** Start of RECORDS FOR THE TASK **

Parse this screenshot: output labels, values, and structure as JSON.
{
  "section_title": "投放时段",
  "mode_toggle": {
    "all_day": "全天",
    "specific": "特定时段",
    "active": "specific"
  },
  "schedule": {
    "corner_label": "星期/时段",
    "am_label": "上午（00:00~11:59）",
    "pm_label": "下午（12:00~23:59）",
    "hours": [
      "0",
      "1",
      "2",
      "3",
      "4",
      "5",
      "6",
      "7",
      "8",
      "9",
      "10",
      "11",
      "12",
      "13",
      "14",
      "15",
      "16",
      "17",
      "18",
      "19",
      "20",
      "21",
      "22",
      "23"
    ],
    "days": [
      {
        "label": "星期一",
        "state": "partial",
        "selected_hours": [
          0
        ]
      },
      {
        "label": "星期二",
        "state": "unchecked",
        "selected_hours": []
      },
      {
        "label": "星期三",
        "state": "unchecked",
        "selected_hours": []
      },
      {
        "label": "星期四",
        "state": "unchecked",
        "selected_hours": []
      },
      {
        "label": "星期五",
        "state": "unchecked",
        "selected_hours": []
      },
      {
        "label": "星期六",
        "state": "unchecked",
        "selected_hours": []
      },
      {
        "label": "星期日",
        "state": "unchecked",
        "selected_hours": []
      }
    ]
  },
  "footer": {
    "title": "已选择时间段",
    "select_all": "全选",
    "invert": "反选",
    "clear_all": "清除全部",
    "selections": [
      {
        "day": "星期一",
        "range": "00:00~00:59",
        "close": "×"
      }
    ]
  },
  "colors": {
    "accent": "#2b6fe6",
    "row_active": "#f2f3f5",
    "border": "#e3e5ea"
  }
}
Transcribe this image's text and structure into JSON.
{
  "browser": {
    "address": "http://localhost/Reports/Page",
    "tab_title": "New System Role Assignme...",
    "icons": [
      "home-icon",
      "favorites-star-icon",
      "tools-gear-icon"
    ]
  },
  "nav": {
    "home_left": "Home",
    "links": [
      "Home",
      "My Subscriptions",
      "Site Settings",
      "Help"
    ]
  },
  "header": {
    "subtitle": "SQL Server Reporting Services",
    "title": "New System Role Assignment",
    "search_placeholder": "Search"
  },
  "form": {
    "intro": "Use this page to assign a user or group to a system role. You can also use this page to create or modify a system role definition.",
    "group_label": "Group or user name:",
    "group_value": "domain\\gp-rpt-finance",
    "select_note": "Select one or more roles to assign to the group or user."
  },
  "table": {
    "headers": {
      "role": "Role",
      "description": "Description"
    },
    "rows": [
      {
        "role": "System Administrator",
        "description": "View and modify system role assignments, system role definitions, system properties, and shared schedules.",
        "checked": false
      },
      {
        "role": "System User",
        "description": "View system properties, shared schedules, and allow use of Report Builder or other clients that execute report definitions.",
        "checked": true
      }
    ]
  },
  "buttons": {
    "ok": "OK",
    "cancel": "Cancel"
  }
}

** End of RECORDS FOR THE TASK **
** Start of RECORDS FOR THE TASK **

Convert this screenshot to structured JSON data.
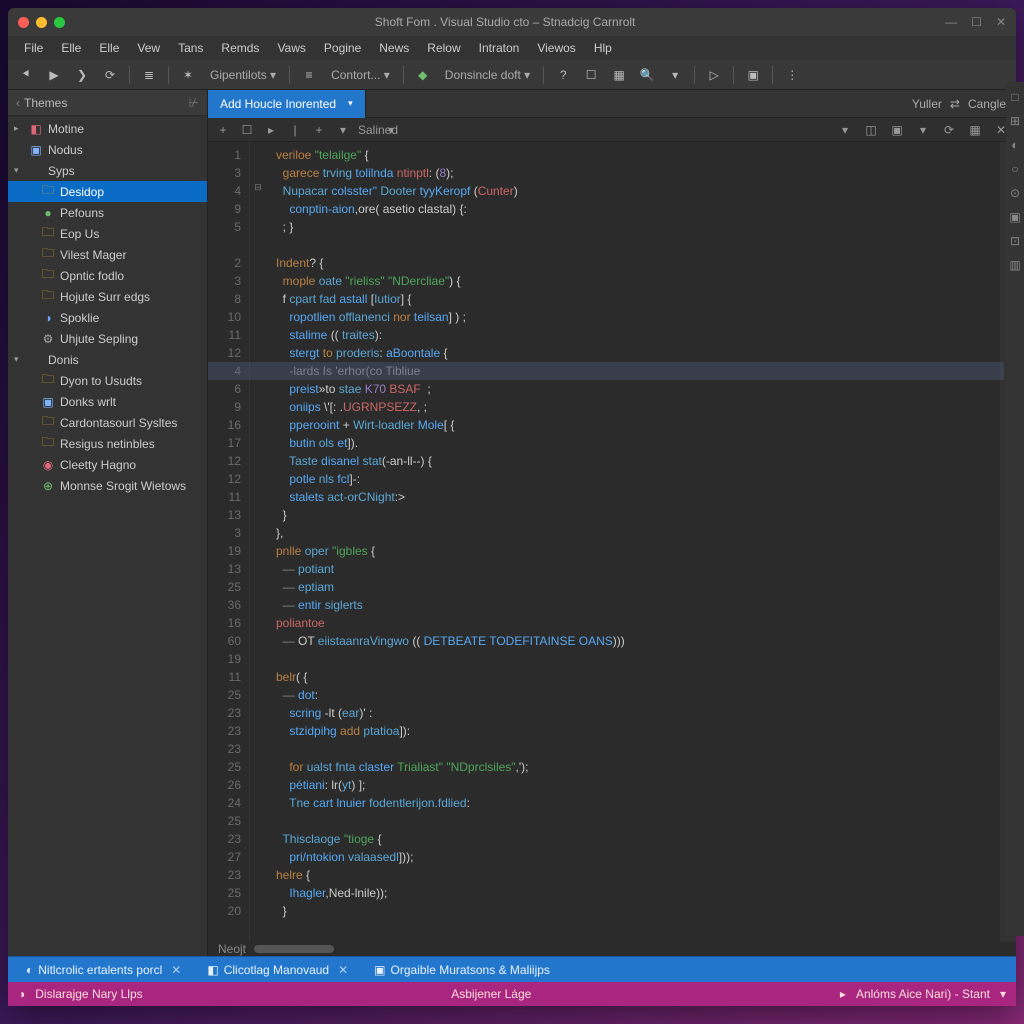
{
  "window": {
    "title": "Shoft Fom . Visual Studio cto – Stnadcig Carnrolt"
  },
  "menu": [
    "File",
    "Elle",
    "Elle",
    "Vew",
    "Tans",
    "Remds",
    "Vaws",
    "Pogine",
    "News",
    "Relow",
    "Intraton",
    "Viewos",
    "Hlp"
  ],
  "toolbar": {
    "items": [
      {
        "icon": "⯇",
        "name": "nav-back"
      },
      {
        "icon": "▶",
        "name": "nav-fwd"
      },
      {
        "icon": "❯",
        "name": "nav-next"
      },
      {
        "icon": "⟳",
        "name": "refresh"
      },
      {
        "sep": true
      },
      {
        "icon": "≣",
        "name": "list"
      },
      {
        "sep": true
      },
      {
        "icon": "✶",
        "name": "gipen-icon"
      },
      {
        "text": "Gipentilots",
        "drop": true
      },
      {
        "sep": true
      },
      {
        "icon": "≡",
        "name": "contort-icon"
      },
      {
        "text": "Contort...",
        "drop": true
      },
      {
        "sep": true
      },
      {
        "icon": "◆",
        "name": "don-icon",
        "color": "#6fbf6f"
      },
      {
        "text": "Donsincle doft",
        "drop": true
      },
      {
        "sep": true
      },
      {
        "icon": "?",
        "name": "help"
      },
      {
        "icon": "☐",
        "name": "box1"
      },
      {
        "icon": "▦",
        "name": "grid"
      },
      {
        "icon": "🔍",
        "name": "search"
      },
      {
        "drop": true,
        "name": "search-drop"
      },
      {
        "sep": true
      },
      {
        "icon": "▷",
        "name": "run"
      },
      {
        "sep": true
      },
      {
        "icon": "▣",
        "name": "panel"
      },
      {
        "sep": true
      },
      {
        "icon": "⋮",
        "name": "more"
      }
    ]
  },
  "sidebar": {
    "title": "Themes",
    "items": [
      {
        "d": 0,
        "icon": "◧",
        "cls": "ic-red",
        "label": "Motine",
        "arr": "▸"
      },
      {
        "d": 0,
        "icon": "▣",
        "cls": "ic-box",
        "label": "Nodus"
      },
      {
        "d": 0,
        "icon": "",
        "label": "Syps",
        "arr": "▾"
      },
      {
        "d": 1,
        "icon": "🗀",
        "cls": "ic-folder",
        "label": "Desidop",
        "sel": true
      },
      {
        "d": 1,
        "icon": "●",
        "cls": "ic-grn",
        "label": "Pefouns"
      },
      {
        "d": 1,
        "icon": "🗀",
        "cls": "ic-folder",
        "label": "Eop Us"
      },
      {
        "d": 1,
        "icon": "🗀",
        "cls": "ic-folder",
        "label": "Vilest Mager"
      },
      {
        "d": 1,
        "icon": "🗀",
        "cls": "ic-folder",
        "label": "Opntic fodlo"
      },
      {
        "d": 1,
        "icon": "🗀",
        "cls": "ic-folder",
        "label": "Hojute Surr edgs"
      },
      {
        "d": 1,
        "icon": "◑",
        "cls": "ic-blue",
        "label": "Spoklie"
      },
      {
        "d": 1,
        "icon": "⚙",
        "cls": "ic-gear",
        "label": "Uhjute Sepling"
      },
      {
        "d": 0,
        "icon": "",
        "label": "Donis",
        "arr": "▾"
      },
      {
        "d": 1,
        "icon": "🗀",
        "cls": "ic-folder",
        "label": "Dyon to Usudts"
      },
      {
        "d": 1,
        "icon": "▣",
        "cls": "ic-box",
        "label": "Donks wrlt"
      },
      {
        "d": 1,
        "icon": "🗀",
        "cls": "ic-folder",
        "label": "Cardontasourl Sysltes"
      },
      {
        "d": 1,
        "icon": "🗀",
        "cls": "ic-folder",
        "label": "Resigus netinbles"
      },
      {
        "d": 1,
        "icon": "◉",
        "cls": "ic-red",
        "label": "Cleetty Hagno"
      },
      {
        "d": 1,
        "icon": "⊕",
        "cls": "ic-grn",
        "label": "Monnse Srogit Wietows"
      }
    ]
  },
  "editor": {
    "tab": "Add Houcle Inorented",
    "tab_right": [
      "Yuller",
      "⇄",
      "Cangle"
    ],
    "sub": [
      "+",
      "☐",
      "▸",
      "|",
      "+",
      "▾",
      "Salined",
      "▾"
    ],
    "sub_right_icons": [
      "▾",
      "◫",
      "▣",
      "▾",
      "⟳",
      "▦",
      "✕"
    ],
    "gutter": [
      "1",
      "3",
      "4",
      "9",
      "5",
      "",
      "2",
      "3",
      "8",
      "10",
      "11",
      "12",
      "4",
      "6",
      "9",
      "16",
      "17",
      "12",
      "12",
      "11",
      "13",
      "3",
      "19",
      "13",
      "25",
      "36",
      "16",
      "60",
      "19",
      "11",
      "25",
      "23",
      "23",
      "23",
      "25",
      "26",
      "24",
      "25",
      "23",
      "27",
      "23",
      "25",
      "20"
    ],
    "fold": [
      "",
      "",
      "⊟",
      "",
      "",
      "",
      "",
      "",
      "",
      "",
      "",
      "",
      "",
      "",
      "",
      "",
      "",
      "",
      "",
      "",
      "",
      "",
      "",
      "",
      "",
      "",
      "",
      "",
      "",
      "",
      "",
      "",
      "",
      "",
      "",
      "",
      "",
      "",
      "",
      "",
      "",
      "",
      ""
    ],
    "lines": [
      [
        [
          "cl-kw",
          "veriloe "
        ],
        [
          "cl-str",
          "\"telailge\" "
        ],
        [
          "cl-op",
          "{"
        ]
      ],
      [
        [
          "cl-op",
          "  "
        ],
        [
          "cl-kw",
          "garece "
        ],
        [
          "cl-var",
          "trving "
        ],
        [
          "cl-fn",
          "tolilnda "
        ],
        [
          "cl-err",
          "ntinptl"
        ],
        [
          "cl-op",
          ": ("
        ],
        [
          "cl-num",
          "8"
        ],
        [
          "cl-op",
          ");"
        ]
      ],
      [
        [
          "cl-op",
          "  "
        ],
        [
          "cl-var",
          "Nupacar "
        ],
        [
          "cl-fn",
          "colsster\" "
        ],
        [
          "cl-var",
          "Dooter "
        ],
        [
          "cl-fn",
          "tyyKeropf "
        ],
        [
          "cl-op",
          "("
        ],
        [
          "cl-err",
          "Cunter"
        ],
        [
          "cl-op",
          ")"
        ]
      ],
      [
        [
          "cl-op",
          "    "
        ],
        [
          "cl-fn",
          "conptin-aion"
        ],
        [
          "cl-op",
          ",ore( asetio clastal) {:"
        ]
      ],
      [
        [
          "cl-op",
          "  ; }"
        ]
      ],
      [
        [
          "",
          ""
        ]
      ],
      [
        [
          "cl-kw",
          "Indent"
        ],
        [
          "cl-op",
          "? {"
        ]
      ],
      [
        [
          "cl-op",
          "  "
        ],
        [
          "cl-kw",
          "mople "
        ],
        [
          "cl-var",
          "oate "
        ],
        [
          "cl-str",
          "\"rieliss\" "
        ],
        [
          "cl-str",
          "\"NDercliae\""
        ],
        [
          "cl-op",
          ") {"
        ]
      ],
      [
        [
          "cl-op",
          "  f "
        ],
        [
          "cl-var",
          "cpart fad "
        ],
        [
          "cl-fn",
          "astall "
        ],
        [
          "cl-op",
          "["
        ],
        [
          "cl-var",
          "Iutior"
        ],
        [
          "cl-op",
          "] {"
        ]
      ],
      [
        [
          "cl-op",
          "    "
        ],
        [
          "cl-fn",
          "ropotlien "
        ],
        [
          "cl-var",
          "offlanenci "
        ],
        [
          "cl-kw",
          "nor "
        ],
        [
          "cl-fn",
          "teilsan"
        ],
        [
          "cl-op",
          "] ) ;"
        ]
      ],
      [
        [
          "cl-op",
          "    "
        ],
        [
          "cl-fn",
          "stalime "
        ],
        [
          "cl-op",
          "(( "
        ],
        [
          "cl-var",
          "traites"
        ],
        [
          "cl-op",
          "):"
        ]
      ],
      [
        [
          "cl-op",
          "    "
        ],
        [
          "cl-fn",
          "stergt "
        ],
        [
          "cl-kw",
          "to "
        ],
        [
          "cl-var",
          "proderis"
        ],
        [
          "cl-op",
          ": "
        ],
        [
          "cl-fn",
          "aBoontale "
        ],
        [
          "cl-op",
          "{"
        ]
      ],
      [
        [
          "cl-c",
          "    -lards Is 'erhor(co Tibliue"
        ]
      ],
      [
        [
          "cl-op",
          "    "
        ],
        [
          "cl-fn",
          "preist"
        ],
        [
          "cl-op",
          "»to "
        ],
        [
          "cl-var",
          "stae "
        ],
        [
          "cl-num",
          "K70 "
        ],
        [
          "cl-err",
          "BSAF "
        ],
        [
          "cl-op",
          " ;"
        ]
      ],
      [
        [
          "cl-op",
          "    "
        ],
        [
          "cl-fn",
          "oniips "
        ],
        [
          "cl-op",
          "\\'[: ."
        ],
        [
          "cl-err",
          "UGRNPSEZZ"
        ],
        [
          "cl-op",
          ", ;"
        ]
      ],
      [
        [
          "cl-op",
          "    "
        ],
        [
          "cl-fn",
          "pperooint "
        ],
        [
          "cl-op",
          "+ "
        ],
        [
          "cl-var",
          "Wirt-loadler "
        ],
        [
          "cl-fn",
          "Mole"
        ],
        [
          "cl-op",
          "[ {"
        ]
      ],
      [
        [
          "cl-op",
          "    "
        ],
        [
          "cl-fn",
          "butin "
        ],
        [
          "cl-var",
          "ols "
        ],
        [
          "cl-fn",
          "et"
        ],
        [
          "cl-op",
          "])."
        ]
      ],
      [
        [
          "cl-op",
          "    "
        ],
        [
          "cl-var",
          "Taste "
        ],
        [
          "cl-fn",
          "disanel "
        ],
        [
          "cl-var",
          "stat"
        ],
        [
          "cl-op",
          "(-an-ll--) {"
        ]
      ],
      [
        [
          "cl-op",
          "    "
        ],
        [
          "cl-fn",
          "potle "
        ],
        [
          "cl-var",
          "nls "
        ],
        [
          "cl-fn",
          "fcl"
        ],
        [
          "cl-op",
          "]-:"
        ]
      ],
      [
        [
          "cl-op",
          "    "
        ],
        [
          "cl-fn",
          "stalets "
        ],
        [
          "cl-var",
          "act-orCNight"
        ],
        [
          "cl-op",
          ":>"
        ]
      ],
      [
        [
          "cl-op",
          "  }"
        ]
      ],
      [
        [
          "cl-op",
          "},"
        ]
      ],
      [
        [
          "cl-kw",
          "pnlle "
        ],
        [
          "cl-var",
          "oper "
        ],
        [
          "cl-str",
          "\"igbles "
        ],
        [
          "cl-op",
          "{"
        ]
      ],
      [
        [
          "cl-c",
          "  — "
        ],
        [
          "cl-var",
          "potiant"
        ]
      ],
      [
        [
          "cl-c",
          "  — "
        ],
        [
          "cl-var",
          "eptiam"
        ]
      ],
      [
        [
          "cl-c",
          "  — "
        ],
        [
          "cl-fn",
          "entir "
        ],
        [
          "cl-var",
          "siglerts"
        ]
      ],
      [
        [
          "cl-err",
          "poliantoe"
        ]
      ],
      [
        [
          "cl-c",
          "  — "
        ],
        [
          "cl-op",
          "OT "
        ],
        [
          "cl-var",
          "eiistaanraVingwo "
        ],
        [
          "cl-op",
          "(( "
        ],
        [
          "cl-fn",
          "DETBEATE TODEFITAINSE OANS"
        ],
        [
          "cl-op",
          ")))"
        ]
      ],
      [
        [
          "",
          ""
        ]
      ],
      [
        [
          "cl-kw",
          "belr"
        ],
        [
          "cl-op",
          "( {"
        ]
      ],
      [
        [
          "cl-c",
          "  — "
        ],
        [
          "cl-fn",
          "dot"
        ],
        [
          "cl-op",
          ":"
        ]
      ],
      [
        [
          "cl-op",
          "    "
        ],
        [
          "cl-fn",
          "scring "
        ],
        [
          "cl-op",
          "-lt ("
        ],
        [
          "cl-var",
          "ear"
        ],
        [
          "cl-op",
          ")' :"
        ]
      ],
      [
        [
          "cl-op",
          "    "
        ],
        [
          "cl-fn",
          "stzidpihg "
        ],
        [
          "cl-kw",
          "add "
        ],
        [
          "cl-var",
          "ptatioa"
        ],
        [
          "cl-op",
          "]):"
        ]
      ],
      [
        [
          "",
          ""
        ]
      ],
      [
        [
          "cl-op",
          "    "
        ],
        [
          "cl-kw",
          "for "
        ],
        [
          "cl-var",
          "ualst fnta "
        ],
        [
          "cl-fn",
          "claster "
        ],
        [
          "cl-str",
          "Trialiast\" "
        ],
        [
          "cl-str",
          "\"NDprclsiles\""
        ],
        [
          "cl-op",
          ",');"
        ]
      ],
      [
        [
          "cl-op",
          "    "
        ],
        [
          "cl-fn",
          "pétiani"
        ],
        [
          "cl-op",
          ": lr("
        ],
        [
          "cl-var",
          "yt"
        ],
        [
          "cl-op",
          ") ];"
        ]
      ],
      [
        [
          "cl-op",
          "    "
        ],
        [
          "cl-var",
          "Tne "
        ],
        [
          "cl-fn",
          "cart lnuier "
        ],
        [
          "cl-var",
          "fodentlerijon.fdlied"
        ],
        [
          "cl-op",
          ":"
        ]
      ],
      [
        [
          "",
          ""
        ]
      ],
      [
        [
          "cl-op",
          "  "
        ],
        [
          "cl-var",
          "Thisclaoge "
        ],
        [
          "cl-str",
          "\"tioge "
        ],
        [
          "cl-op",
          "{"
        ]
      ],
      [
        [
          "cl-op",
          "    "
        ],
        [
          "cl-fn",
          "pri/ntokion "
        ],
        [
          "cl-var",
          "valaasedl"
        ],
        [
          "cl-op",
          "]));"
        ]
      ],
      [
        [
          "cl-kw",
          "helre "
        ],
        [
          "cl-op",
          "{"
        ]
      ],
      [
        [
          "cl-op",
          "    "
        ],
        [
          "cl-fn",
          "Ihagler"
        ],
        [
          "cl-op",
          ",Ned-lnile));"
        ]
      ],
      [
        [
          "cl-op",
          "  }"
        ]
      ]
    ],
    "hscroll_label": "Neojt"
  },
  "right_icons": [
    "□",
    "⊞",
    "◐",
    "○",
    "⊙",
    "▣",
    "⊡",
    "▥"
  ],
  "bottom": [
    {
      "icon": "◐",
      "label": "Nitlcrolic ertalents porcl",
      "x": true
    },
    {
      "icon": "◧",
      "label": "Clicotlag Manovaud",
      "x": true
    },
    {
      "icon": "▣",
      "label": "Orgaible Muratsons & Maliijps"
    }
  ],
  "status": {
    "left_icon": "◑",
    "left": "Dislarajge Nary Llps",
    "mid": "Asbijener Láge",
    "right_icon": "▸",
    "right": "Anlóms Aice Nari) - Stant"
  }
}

** End of RECORDS FOR THE TASK **

> _WHAT YOU ARE ASKED TO DO_:
Gather every line from the listing above in which the word "more" appears.

> _ANSWER TO THE PROBLEM_:
    "select_note": "Select one or more roles to assign to the group or user."
        "name": "more"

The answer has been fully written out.